Dataset excerpt:
- - -

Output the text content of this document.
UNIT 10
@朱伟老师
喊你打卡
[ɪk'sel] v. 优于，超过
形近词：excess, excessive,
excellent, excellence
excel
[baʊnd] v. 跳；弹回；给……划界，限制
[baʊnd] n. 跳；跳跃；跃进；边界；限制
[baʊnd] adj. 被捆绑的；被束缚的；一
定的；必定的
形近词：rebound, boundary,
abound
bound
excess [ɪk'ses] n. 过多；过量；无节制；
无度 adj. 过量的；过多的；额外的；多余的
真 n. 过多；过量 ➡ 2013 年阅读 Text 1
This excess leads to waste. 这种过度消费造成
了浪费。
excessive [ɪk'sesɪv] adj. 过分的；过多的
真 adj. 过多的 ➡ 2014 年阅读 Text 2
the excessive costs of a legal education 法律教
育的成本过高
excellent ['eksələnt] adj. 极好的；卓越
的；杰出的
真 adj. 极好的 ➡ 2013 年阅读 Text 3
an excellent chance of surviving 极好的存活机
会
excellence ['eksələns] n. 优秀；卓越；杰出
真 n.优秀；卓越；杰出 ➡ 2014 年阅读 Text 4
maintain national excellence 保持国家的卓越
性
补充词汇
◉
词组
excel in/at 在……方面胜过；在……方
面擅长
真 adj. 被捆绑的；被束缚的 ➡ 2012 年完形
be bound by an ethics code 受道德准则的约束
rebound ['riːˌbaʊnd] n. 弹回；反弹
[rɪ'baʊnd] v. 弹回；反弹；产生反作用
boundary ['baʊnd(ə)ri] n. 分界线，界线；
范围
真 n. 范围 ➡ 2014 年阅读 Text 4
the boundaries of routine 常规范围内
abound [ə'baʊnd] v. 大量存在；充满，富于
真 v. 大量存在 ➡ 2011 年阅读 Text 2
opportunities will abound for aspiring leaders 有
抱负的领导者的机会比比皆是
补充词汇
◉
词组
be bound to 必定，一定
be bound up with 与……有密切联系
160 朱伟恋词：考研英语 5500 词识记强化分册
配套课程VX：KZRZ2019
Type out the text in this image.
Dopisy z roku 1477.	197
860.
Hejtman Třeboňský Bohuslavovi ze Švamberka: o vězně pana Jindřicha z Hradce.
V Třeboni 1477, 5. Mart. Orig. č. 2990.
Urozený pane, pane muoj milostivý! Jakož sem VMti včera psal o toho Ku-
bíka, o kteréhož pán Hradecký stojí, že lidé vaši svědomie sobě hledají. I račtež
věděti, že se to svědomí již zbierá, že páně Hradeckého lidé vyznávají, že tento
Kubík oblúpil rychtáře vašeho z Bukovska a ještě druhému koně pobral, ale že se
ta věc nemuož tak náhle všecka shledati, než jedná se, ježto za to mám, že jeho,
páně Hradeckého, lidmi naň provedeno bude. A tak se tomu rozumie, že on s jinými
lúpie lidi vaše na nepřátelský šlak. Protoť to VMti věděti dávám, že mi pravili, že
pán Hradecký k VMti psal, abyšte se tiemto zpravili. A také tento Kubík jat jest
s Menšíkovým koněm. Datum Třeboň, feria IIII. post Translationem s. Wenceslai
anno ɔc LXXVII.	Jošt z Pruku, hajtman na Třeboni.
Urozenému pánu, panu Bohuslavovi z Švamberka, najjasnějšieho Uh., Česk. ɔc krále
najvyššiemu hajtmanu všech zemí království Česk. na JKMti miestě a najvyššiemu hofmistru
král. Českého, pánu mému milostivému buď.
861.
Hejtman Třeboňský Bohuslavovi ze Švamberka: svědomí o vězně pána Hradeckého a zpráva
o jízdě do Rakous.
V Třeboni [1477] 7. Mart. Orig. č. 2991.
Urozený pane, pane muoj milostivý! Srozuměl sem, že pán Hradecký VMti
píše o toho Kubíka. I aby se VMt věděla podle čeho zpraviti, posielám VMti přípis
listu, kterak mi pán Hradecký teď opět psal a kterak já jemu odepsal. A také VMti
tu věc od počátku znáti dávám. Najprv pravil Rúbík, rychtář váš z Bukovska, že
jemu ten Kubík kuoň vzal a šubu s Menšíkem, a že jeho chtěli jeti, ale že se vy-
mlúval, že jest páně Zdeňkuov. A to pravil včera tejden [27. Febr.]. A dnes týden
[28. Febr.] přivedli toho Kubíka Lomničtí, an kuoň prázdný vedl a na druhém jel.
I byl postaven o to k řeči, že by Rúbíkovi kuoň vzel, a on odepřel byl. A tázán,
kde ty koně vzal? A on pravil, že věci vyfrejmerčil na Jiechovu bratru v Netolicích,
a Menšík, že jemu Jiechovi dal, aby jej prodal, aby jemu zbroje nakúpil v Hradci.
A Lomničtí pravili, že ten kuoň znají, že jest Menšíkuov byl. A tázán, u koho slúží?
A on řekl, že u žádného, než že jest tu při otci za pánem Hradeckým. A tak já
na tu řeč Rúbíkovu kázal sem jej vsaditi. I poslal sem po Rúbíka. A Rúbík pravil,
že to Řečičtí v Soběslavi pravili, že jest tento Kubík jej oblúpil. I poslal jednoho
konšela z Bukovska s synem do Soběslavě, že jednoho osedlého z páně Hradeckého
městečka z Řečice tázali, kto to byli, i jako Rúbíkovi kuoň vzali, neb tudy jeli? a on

- - -

### [STATED EXERCISE]
From the listing above, collect each line in which the string "včera" appears.

### [RESPONSE TO THIS EXERCISE]
Urozený pane, pane muoj milostivý! Jakož sem VMti včera psal o toho Ku-
mlúval, že jest páně Zdeňkuov. A to pravil včera tejden [27. Febr.]. A dnes týden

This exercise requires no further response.